## begin RAW DATA

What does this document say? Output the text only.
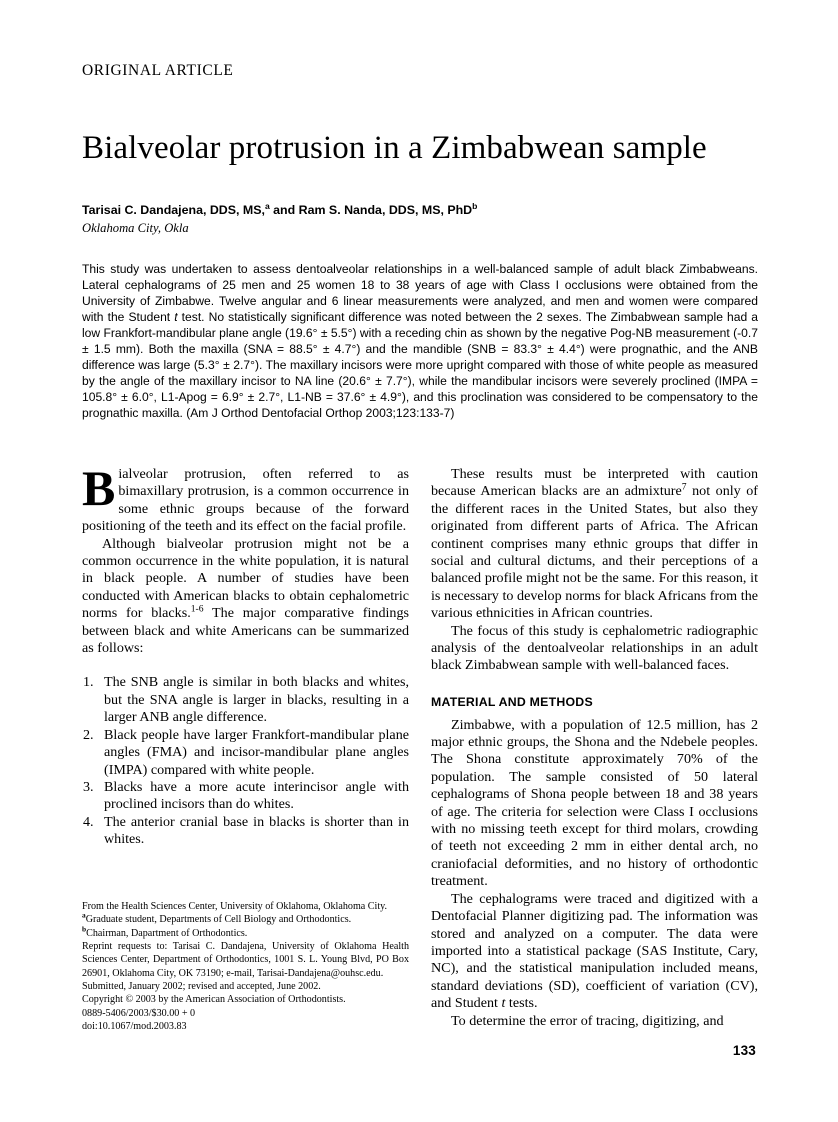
ORIGINAL ARTICLE
Bialveolar protrusion in a Zimbabwean sample
Tarisai C. Dandajena, DDS, MS,$^a$ and Ram S. Nanda, DDS, MS, PhD$^b$
Oklahoma City, Okla
This study was undertaken to assess dentoalveolar relationships in a well-balanced sample of adult black Zimbabweans. Lateral cephalograms of 25 men and 25 women 18 to 38 years of age with Class I occlusions were obtained from the University of Zimbabwe. Twelve angular and 6 linear measurements were analyzed, and men and women were compared with the Student t test. No statistically significant difference was noted between the 2 sexes. The Zimbabwean sample had a low Frankfort-mandibular plane angle (19.6° ± 5.5°) with a receding chin as shown by the negative Pog-NB measurement (-0.7 ± 1.5 mm). Both the maxilla (SNA = 88.5° ± 4.7°) and the mandible (SNB = 83.3° ± 4.4°) were prognathic, and the ANB difference was large (5.3° ± 2.7°). The maxillary incisors were more upright compared with those of white people as measured by the angle of the maxillary incisor to NA line (20.6° ± 7.7°), while the mandibular incisors were severely proclined (IMPA = 105.8° ± 6.0°, L1-Apog = 6.9° ± 2.7°, L1-NB = 37.6° ± 4.9°), and this proclination was considered to be compensatory to the prognathic maxilla. (Am J Orthod Dentofacial Orthop 2003;123:133-7)

Bialveolar protrusion, often referred to as bimaxillary protrusion, is a common occurrence in some ethnic groups because of the forward positioning of the teeth and its effect on the facial profile.

Although bialveolar protrusion might not be a common occurrence in the white population, it is natural in black people. A number of studies have been conducted with American blacks to obtain cephalometric norms for blacks.$^{1-6}$ The major comparative findings between black and white Americans can be summarized as follows:

The SNB angle is similar in both blacks and whites, but the SNA angle is larger in blacks, resulting in a larger ANB angle difference.
Black people have larger Frankfort-mandibular plane angles (FMA) and incisor-mandibular plane angles (IMPA) compared with white people.
Blacks have a more acute interincisor angle with proclined incisors than do whites.
The anterior cranial base in blacks is shorter than in whites.

These results must be interpreted with caution because American blacks are an admixture$^7$ not only of the different races in the United States, but also they originated from different parts of Africa. The African continent comprises many ethnic groups that differ in social and cultural dictums, and their perceptions of a balanced profile might not be the same. For this reason, it is necessary to develop norms for black Africans from the various ethnicities in African countries.

The focus of this study is cephalometric radiographic analysis of the dentoalveolar relationships in an adult black Zimbabwean sample with well-balanced faces.

MATERIAL AND METHODS

Zimbabwe, with a population of 12.5 million, has 2 major ethnic groups, the Shona and the Ndebele peoples. The Shona constitute approximately 70% of the population. The sample consisted of 50 lateral cephalograms of Shona people between 18 and 38 years of age. The criteria for selection were Class I occlusions with no missing teeth except for third molars, crowding of teeth not exceeding 2 mm in either dental arch, no craniofacial deformities, and no history of orthodontic treatment.

The cephalograms were traced and digitized with a Dentofacial Planner digitizing pad. The information was stored and analyzed on a computer. The data were imported into a statistical package (SAS Institute, Cary, NC), and the statistical manipulation included means, standard deviations (SD), coefficient of variation (CV), and Student t tests.

To determine the error of tracing, digitizing, and

From the Health Sciences Center, University of Oklahoma, Oklahoma City.

$^a$Graduate student, Departments of Cell Biology and Orthodontics.

$^b$Chairman, Dapartment of Orthodontics.

Reprint requests to: Tarisai C. Dandajena, University of Oklahoma Health Sciences Center, Department of Orthodontics, 1001 S. L. Young Blvd, PO Box 26901, Oklahoma City, OK 73190; e-mail, Tarisai-Dandajena@ouhsc.edu.

Submitted, January 2002; revised and accepted, June 2002.

Copyright © 2003 by the American Association of Orthodontists.

0889-5406/2003/$30.00 + 0

doi:10.1067/mod.2003.83

133
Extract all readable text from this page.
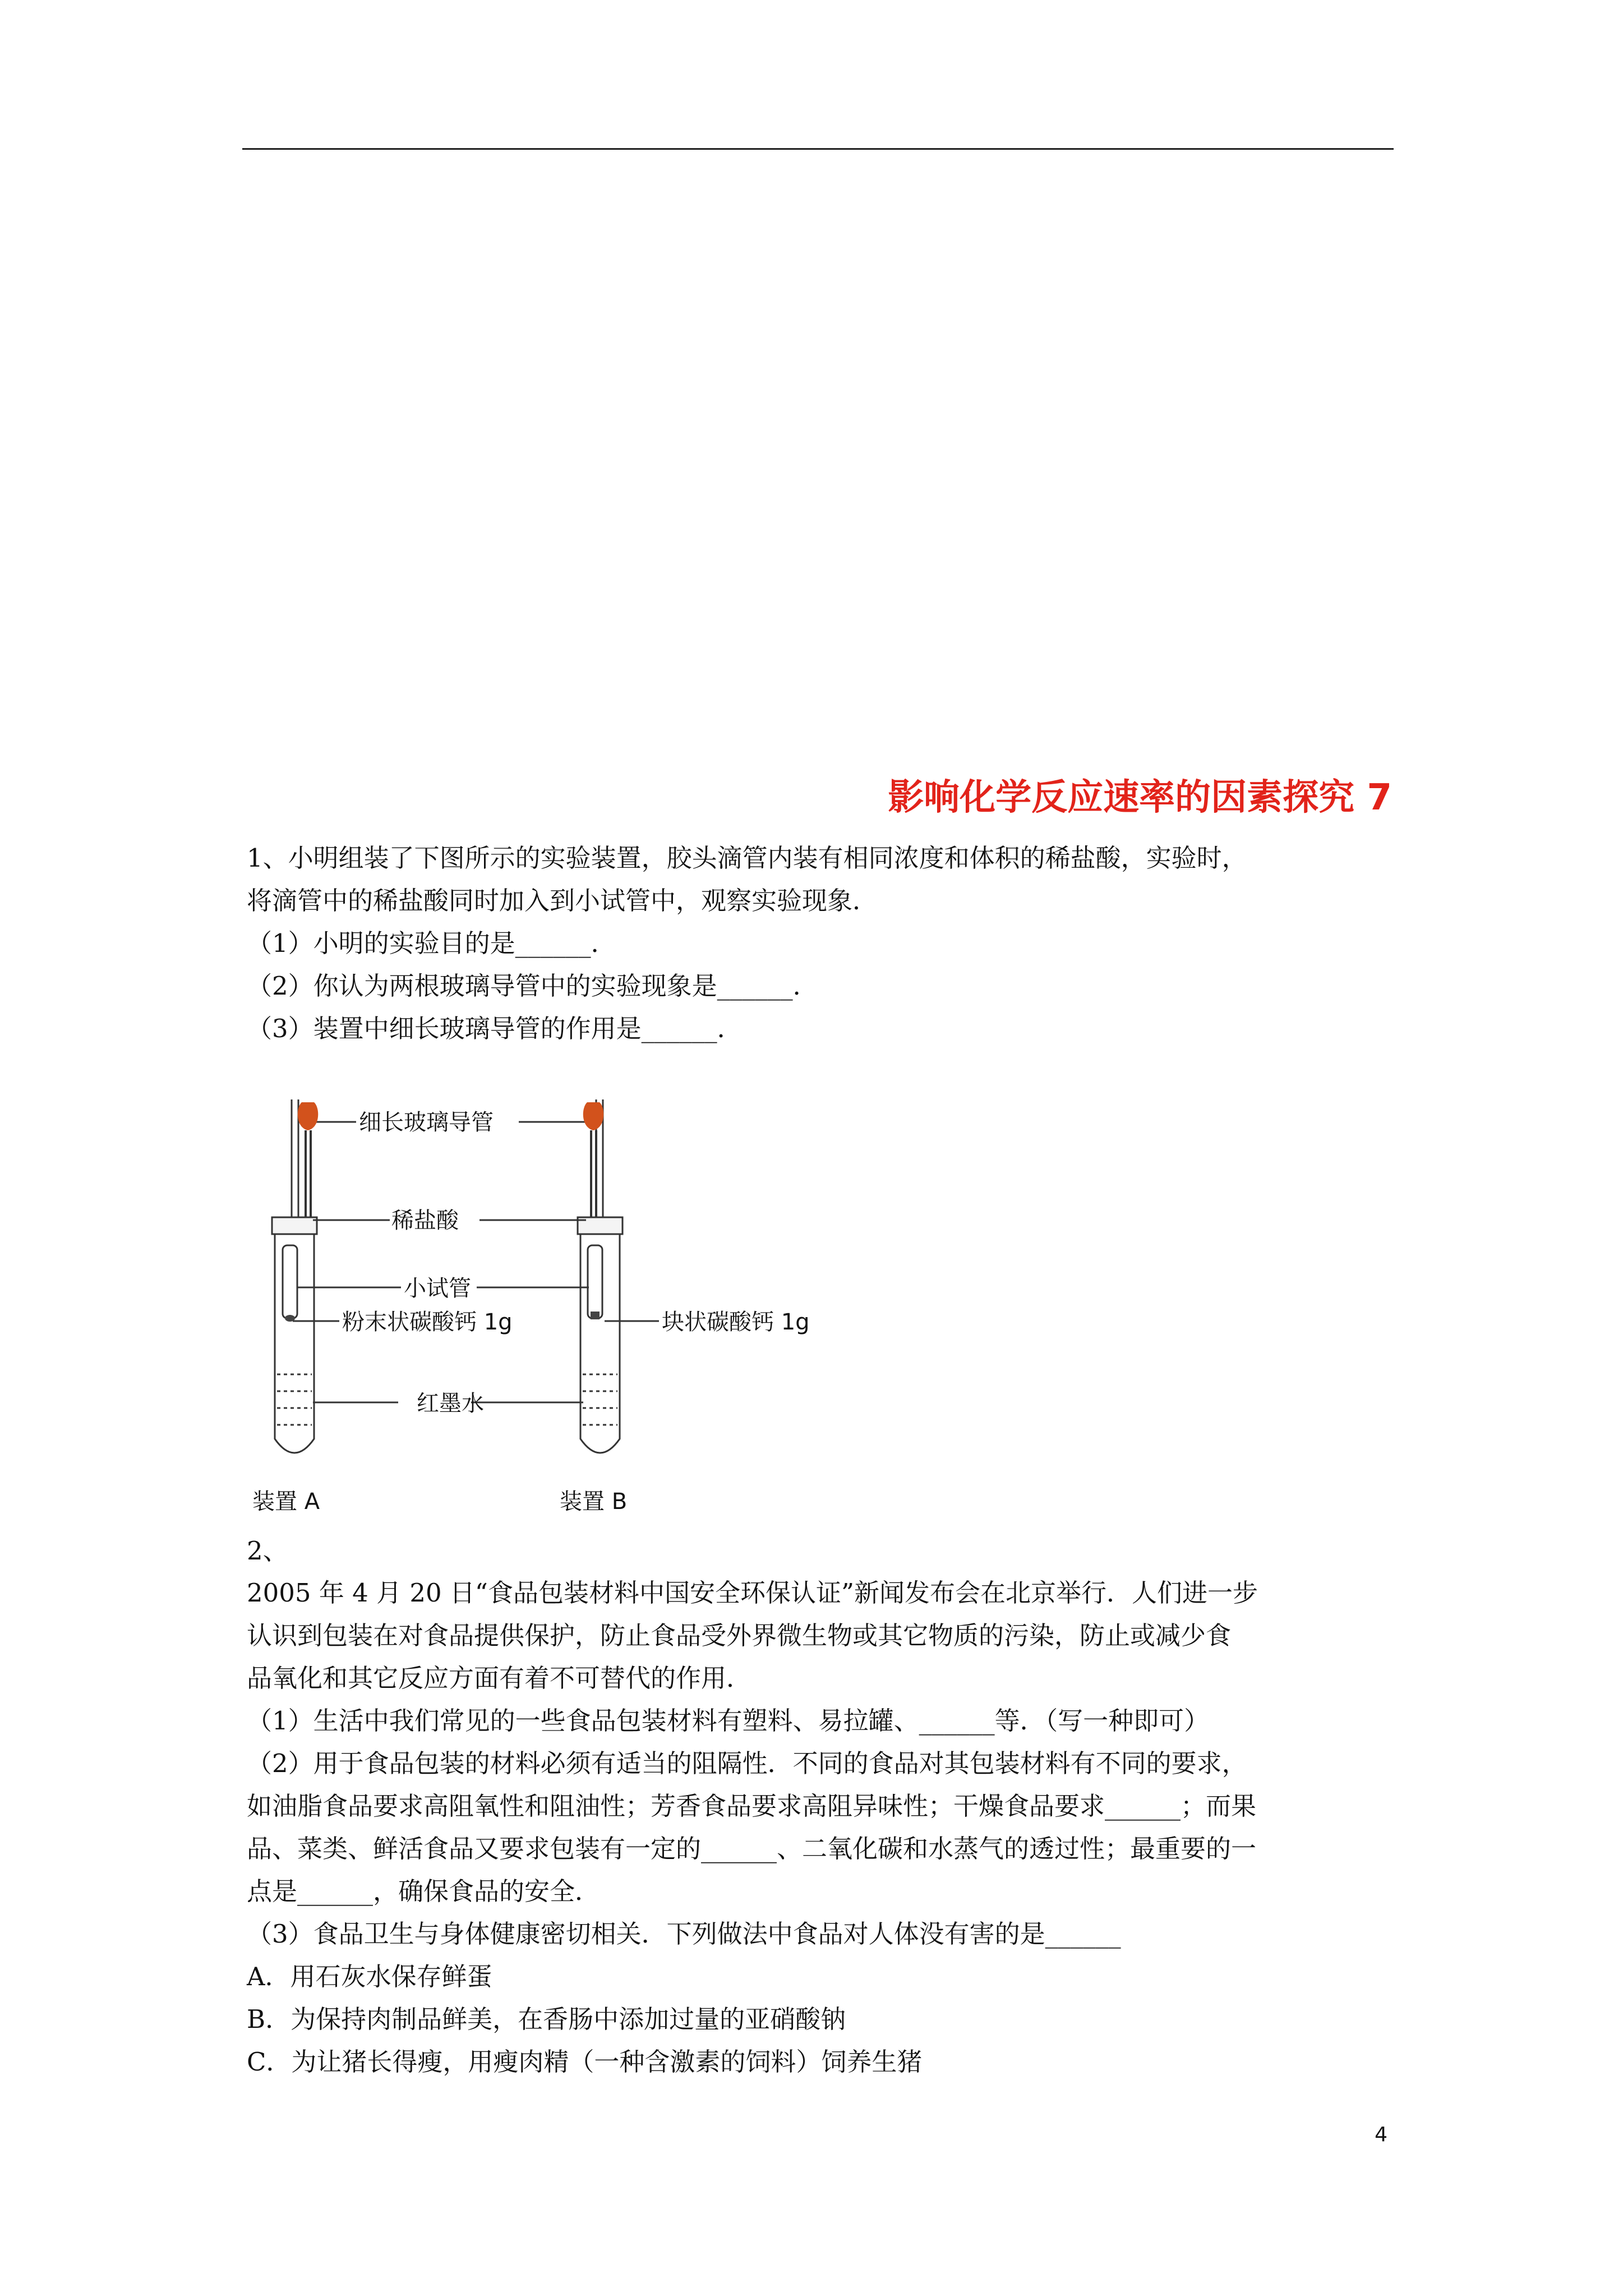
影响化学反应速率的因素探究 7
1、小明组装了下图所示的实验装置，胶头滴管内装有相同浓度和体积的稀盐酸，实验时，
将滴管中的稀盐酸同时加入到小试管中，观察实验现象．
（1）小明的实验目的是______．
（2）你认为两根玻璃导管中的实验现象是______．
（3）装置中细长玻璃导管的作用是______．
细长玻璃导管
稀盐酸
小试管
粉末状碳酸钙 1g	块状碳酸钙 1g
红墨水
装置 A	装置 B
2、
2005 年 4 月 20 日“食品包装材料中国安全环保认证”新闻发布会在北京举行．人们进一步
认识到包装在对食品提供保护，防止食品受外界微生物或其它物质的污染，防止或减少食
品氧化和其它反应方面有着不可替代的作用．
（1）生活中我们常见的一些食品包装材料有塑料、易拉罐、______等．（写一种即可）
（2）用于食品包装的材料必须有适当的阻隔性．不同的食品对其包装材料有不同的要求，
如油脂食品要求高阻氧性和阻油性；芳香食品要求高阻异味性；干燥食品要求______；而果
品、菜类、鲜活食品又要求包装有一定的______、二氧化碳和水蒸气的透过性；最重要的一
点是______，确保食品的安全．
（3）食品卫生与身体健康密切相关．下列做法中食品对人体没有害的是______
A．用石灰水保存鲜蛋
B．为保持肉制品鲜美，在香肠中添加过量的亚硝酸钠
C．为让猪长得瘦，用瘦肉精（一种含激素的饲料）饲养生猪
4
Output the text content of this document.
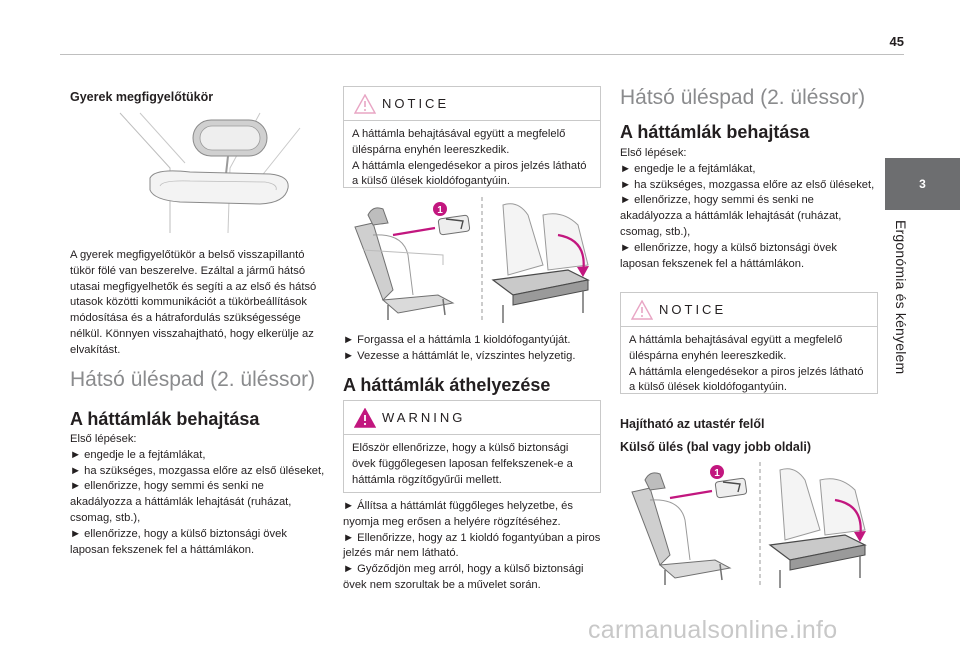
45
3
Ergonómia és kényelem
Gyerek megfigyelőtükör
A gyerek megfigyelőtükör a belső visszapillantó tükör fölé van beszerelve. Ezáltal a jármű hátsó utasai megfigyelhetők és segíti a az első és hátsó utasok közötti kommunikációt a tükörbeállítások módosítása és a hátrafordulás szükségessége nélkül. Könnyen visszahajtható, hogy elkerülje az elvakítást.
Hátsó üléspad (2. üléssor)
A háttámlák behajtása
Első lépések:
► engedje le a fejtámlákat,
► ha szükséges, mozgassa előre az első üléseket,
► ellenőrizze, hogy semmi és senki ne akadályozza a háttámlák lehajtását (ruházat, csomag, stb.),
► ellenőrizze, hogy a külső biztonsági övek laposan fekszenek fel a háttámlákon.
NOTICE
A háttámla behajtásával együtt a megfelelő üléspárna enyhén leereszkedik.
A háttámla elengedésekor a piros jelzés látható a külső ülések kioldófogantyúin.
1
► Forgassa el a háttámla 1 kioldófogantyúját.
► Vezesse a háttámlát le, vízszintes helyzetig.
A háttámlák áthelyezése
WARNING
Először ellenőrizze, hogy a külső biztonsági övek függőlegesen laposan felfekszenek-e a háttámla rögzítőgyűrűi mellett.
► Állítsa a háttámlát függőleges helyzetbe, és nyomja meg erősen a helyére rögzítéséhez.
► Ellenőrizze, hogy az 1 kioldó fogantyúban a piros jelzés már nem látható.
► Győződjön meg arról, hogy a külső biztonsági övek nem szorultak be a művelet során.
Hátsó üléspad (2. üléssor)
A háttámlák behajtása
Első lépések:
► engedje le a fejtámlákat,
► ha szükséges, mozgassa előre az első üléseket,
► ellenőrizze, hogy semmi és senki ne akadályozza a háttámlák lehajtását (ruházat, csomag, stb.),
► ellenőrizze, hogy a külső biztonsági övek laposan fekszenek fel a háttámlákon.
NOTICE
A háttámla behajtásával együtt a megfelelő üléspárna enyhén leereszkedik.
A háttámla elengedésekor a piros jelzés látható a külső ülések kioldófogantyúin.
Hajítható az utastér felől
Külső ülés (bal vagy jobb oldali)
1
carmanualsonline.info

## end RAW DATA

• THE PROBLEM:
Omit every picture, and otherwise quote the entries exactly.

• FINISHED TASK:
What does this document say? Output the text only.
ORIGINAL ARTICLE
Bialveolar protrusion in a Zimbabwean sample
Tarisai C. Dandajena, DDS, MS,$^a$ and Ram S. Nanda, DDS, MS, PhD$^b$
Oklahoma City, Okla
This study was undertaken to assess dentoalveolar relationships in a well-balanced sample of adult black Zimbabweans. Lateral cephalograms of 25 men and 25 women 18 to 38 years of age with Class I occlusions were obtained from the University of Zimbabwe. Twelve angular and 6 linear measurements were analyzed, and men and women were compared with the Student t test. No statistically significant difference was noted between the 2 sexes. The Zimbabwean sample had a low Frankfort-mandibular plane angle (19.6° ± 5.5°) with a receding chin as shown by the negative Pog-NB measurement (-0.7 ± 1.5 mm). Both the maxilla (SNA = 88.5° ± 4.7°) and the mandible (SNB = 83.3° ± 4.4°) were prognathic, and the ANB difference was large (5.3° ± 2.7°). The maxillary incisors were more upright compared with those of white people as measured by the angle of the maxillary incisor to NA line (20.6° ± 7.7°), while the mandibular incisors were severely proclined (IMPA = 105.8° ± 6.0°, L1-Apog = 6.9° ± 2.7°, L1-NB = 37.6° ± 4.9°), and this proclination was considered to be compensatory to the prognathic maxilla. (Am J Orthod Dentofacial Orthop 2003;123:133-7)

Bialveolar protrusion, often referred to as bimaxillary protrusion, is a common occurrence in some ethnic groups because of the forward positioning of the teeth and its effect on the facial profile.

Although bialveolar protrusion might not be a common occurrence in the white population, it is natural in black people. A number of studies have been conducted with American blacks to obtain cephalometric norms for blacks.$^{1-6}$ The major comparative findings between black and white Americans can be summarized as follows:

The SNB angle is similar in both blacks and whites, but the SNA angle is larger in blacks, resulting in a larger ANB angle difference.
Black people have larger Frankfort-mandibular plane angles (FMA) and incisor-mandibular plane angles (IMPA) compared with white people.
Blacks have a more acute interincisor angle with proclined incisors than do whites.
The anterior cranial base in blacks is shorter than in whites.

These results must be interpreted with caution because American blacks are an admixture$^7$ not only of the different races in the United States, but also they originated from different parts of Africa. The African continent comprises many ethnic groups that differ in social and cultural dictums, and their perceptions of a balanced profile might not be the same. For this reason, it is necessary to develop norms for black Africans from the various ethnicities in African countries.

The focus of this study is cephalometric radiographic analysis of the dentoalveolar relationships in an adult black Zimbabwean sample with well-balanced faces.

MATERIAL AND METHODS

Zimbabwe, with a population of 12.5 million, has 2 major ethnic groups, the Shona and the Ndebele peoples. The Shona constitute approximately 70% of the population. The sample consisted of 50 lateral cephalograms of Shona people between 18 and 38 years of age. The criteria for selection were Class I occlusions with no missing teeth except for third molars, crowding of teeth not exceeding 2 mm in either dental arch, no craniofacial deformities, and no history of orthodontic treatment.

The cephalograms were traced and digitized with a Dentofacial Planner digitizing pad. The information was stored and analyzed on a computer. The data were imported into a statistical package (SAS Institute, Cary, NC), and the statistical manipulation included means, standard deviations (SD), coefficient of variation (CV), and Student t tests.

To determine the error of tracing, digitizing, and

From the Health Sciences Center, University of Oklahoma, Oklahoma City.

$^a$Graduate student, Departments of Cell Biology and Orthodontics.

$^b$Chairman, Dapartment of Orthodontics.

Reprint requests to: Tarisai C. Dandajena, University of Oklahoma Health Sciences Center, Department of Orthodontics, 1001 S. L. Young Blvd, PO Box 26901, Oklahoma City, OK 73190; e-mail, Tarisai-Dandajena@ouhsc.edu.

Submitted, January 2002; revised and accepted, June 2002.

Copyright © 2003 by the American Association of Orthodontists.

0889-5406/2003/$30.00 + 0

doi:10.1067/mod.2003.83

133
Extract all readable text from this page.
影响化学反应速率的因素探究 7
1、小明组装了下图所示的实验装置，胶头滴管内装有相同浓度和体积的稀盐酸，实验时，
将滴管中的稀盐酸同时加入到小试管中，观察实验现象．
（1）小明的实验目的是______．
（2）你认为两根玻璃导管中的实验现象是______．
（3）装置中细长玻璃导管的作用是______．
细长玻璃导管
稀盐酸
小试管
粉末状碳酸钙 1g	块状碳酸钙 1g
红墨水
装置 A	装置 B
2、
2005 年 4 月 20 日“食品包装材料中国安全环保认证”新闻发布会在北京举行．人们进一步
认识到包装在对食品提供保护，防止食品受外界微生物或其它物质的污染，防止或减少食
品氧化和其它反应方面有着不可替代的作用．
（1）生活中我们常见的一些食品包装材料有塑料、易拉罐、______等．（写一种即可）
（2）用于食品包装的材料必须有适当的阻隔性．不同的食品对其包装材料有不同的要求，
如油脂食品要求高阻氧性和阻油性；芳香食品要求高阻异味性；干燥食品要求______；而果
品、菜类、鲜活食品又要求包装有一定的______、二氧化碳和水蒸气的透过性；最重要的一
点是______，确保食品的安全．
（3）食品卫生与身体健康密切相关．下列做法中食品对人体没有害的是______
A．用石灰水保存鲜蛋
B．为保持肉制品鲜美，在香肠中添加过量的亚硝酸钠
C．为让猪长得瘦，用瘦肉精（一种含激素的饲料）饲养生猪
4
Output the text content of this document.
45
3
Ergonómia és kényelem
Gyerek megfigyelőtükör
A gyerek megfigyelőtükör a belső visszapillantó tükör fölé van beszerelve. Ezáltal a jármű hátsó utasai megfigyelhetők és segíti a az első és hátsó utasok közötti kommunikációt a tükörbeállítások módosítása és a hátrafordulás szükségessége nélkül. Könnyen visszahajtható, hogy elkerülje az elvakítást.
Hátsó üléspad (2. üléssor)
A háttámlák behajtása
Első lépések:
► engedje le a fejtámlákat,
► ha szükséges, mozgassa előre az első üléseket,
► ellenőrizze, hogy semmi és senki ne akadályozza a háttámlák lehajtását (ruházat, csomag, stb.),
► ellenőrizze, hogy a külső biztonsági övek laposan fekszenek fel a háttámlákon.
NOTICE
A háttámla behajtásával együtt a megfelelő üléspárna enyhén leereszkedik.
A háttámla elengedésekor a piros jelzés látható a külső ülések kioldófogantyúin.
1
► Forgassa el a háttámla 1 kioldófogantyúját.
► Vezesse a háttámlát le, vízszintes helyzetig.
A háttámlák áthelyezése
WARNING
Először ellenőrizze, hogy a külső biztonsági övek függőlegesen laposan felfekszenek-e a háttámla rögzítőgyűrűi mellett.
► Állítsa a háttámlát függőleges helyzetbe, és nyomja meg erősen a helyére rögzítéséhez.
► Ellenőrizze, hogy az 1 kioldó fogantyúban a piros jelzés már nem látható.
► Győződjön meg arról, hogy a külső biztonsági övek nem szorultak be a művelet során.
Hátsó üléspad (2. üléssor)
A háttámlák behajtása
Első lépések:
► engedje le a fejtámlákat,
► ha szükséges, mozgassa előre az első üléseket,
► ellenőrizze, hogy semmi és senki ne akadályozza a háttámlák lehajtását (ruházat, csomag, stb.),
► ellenőrizze, hogy a külső biztonsági övek laposan fekszenek fel a háttámlákon.
NOTICE
A háttámla behajtásával együtt a megfelelő üléspárna enyhén leereszkedik.
A háttámla elengedésekor a piros jelzés látható a külső ülések kioldófogantyúin.
Hajítható az utastér felől
Külső ülés (bal vagy jobb oldali)
1
carmanualsonline.info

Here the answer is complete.